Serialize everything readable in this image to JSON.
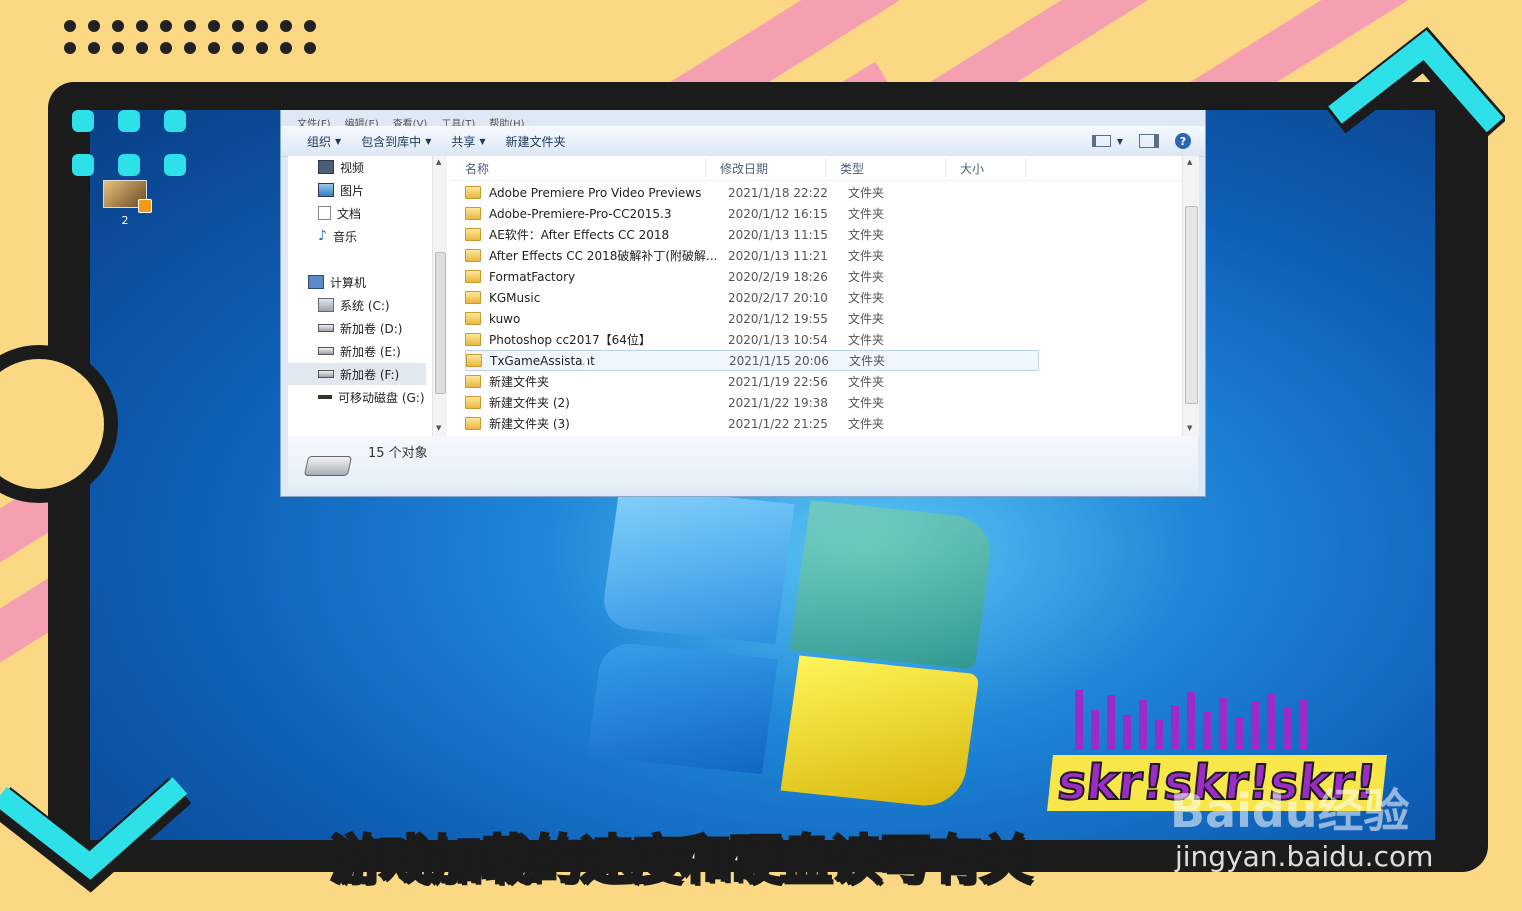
{
  "menu": [
    "文件(F)",
    "编辑(E)",
    "查看(V)",
    "工具(T)",
    "帮助(H)"
  ],
  "toolbar": {
    "organize": "组织",
    "include_library": "包含到库中",
    "share": "共享",
    "new_folder": "新建文件夹"
  },
  "nav": [
    {
      "label": "视频",
      "icon": "video-icon"
    },
    {
      "label": "图片",
      "icon": "picture-icon"
    },
    {
      "label": "文档",
      "icon": "document-icon"
    },
    {
      "label": "音乐",
      "icon": "music-icon"
    },
    {
      "label": "计算机",
      "icon": "computer-icon"
    },
    {
      "label": "系统 (C:)",
      "icon": "system-drive-icon"
    },
    {
      "label": "新加卷 (D:)",
      "icon": "drive-icon"
    },
    {
      "label": "新加卷 (E:)",
      "icon": "drive-icon"
    },
    {
      "label": "新加卷 (F:)",
      "icon": "drive-icon",
      "selected": true
    },
    {
      "label": "可移动磁盘 (G:)",
      "icon": "usb-drive-icon"
    }
  ],
  "columns": {
    "name": "名称",
    "date": "修改日期",
    "type": "类型",
    "size": "大小"
  },
  "files": [
    {
      "name": "Adobe Premiere Pro Video Previews",
      "date": "2021/1/18 22:22",
      "type": "文件夹"
    },
    {
      "name": "Adobe-Premiere-Pro-CC2015.3",
      "date": "2020/1/12 16:15",
      "type": "文件夹"
    },
    {
      "name": "AE软件：After Effects CC 2018",
      "date": "2020/1/13 11:15",
      "type": "文件夹"
    },
    {
      "name": "After Effects CC 2018破解补丁(附破解...",
      "date": "2020/1/13 11:21",
      "type": "文件夹"
    },
    {
      "name": "FormatFactory",
      "date": "2020/2/19 18:26",
      "type": "文件夹"
    },
    {
      "name": "KGMusic",
      "date": "2020/2/17 20:10",
      "type": "文件夹"
    },
    {
      "name": "kuwo",
      "date": "2020/1/12 19:55",
      "type": "文件夹"
    },
    {
      "name": "Photoshop cc2017【64位】",
      "date": "2020/1/13 10:54",
      "type": "文件夹"
    },
    {
      "name": "TxGameAssistant",
      "date": "2021/1/15 20:06",
      "type": "文件夹",
      "hover": true
    },
    {
      "name": "新建文件夹",
      "date": "2021/1/19 22:56",
      "type": "文件夹"
    },
    {
      "name": "新建文件夹 (2)",
      "date": "2021/1/22 19:38",
      "type": "文件夹"
    },
    {
      "name": "新建文件夹 (3)",
      "date": "2021/1/22 21:25",
      "type": "文件夹"
    }
  ],
  "status": {
    "count": "15 个对象"
  },
  "desktop": {
    "icon_label": "2"
  },
  "caption": "游戏加载的速度和硬盘读写有关",
  "skr_text": "skr!skr!skr!",
  "watermark": {
    "brand": "Baidu经验",
    "url": "jingyan.baidu.com"
  },
  "colors": {
    "accent_cyan": "#2ee0e7",
    "stripe_pink": "#f4a0b1",
    "bg_yellow": "#fbd984",
    "purple": "#9b2cc6"
  }
}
····················
» REQUIREMENTS
Images must not appear in the copy; reproduce everything else in the records verbatim.

» ANSWER TO THE PROBLEM
Serialize everything readable in this image to JSON.
{
  "menu": [
    "文件(F)",
    "编辑(E)",
    "查看(V)",
    "工具(T)",
    "帮助(H)"
  ],
  "toolbar": {
    "organize": "组织",
    "include_library": "包含到库中",
    "share": "共享",
    "new_folder": "新建文件夹"
  },
  "nav": [
    {
      "label": "视频",
      "icon": "video-icon"
    },
    {
      "label": "图片",
      "icon": "picture-icon"
    },
    {
      "label": "文档",
      "icon": "document-icon"
    },
    {
      "label": "音乐",
      "icon": "music-icon"
    },
    {
      "label": "计算机",
      "icon": "computer-icon"
    },
    {
      "label": "系统 (C:)",
      "icon": "system-drive-icon"
    },
    {
      "label": "新加卷 (D:)",
      "icon": "drive-icon"
    },
    {
      "label": "新加卷 (E:)",
      "icon": "drive-icon"
    },
    {
      "label": "新加卷 (F:)",
      "icon": "drive-icon",
      "selected": true
    },
    {
      "label": "可移动磁盘 (G:)",
      "icon": "usb-drive-icon"
    }
  ],
  "columns": {
    "name": "名称",
    "date": "修改日期",
    "type": "类型",
    "size": "大小"
  },
  "files": [
    {
      "name": "Adobe Premiere Pro Video Previews",
      "date": "2021/1/18 22:22",
      "type": "文件夹"
    },
    {
      "name": "Adobe-Premiere-Pro-CC2015.3",
      "date": "2020/1/12 16:15",
      "type": "文件夹"
    },
    {
      "name": "AE软件：After Effects CC 2018",
      "date": "2020/1/13 11:15",
      "type": "文件夹"
    },
    {
      "name": "After Effects CC 2018破解补丁(附破解...",
      "date": "2020/1/13 11:21",
      "type": "文件夹"
    },
    {
      "name": "FormatFactory",
      "date": "2020/2/19 18:26",
      "type": "文件夹"
    },
    {
      "name": "KGMusic",
      "date": "2020/2/17 20:10",
      "type": "文件夹"
    },
    {
      "name": "kuwo",
      "date": "2020/1/12 19:55",
      "type": "文件夹"
    },
    {
      "name": "Photoshop cc2017【64位】",
      "date": "2020/1/13 10:54",
      "type": "文件夹"
    },
    {
      "name": "TxGameAssistant",
      "date": "2021/1/15 20:06",
      "type": "文件夹",
      "hover": true
    },
    {
      "name": "新建文件夹",
      "date": "2021/1/19 22:56",
      "type": "文件夹"
    },
    {
      "name": "新建文件夹 (2)",
      "date": "2021/1/22 19:38",
      "type": "文件夹"
    },
    {
      "name": "新建文件夹 (3)",
      "date": "2021/1/22 21:25",
      "type": "文件夹"
    }
  ],
  "status": {
    "count": "15 个对象"
  },
  "desktop": {
    "icon_label": "2"
  },
  "caption": "游戏加载的速度和硬盘读写有关",
  "skr_text": "skr!skr!skr!",
  "watermark": {
    "brand": "Baidu经验",
    "url": "jingyan.baidu.com"
  },
  "colors": {
    "accent_cyan": "#2ee0e7",
    "stripe_pink": "#f4a0b1",
    "bg_yellow": "#fbd984",
    "purple": "#9b2cc6"
  }
}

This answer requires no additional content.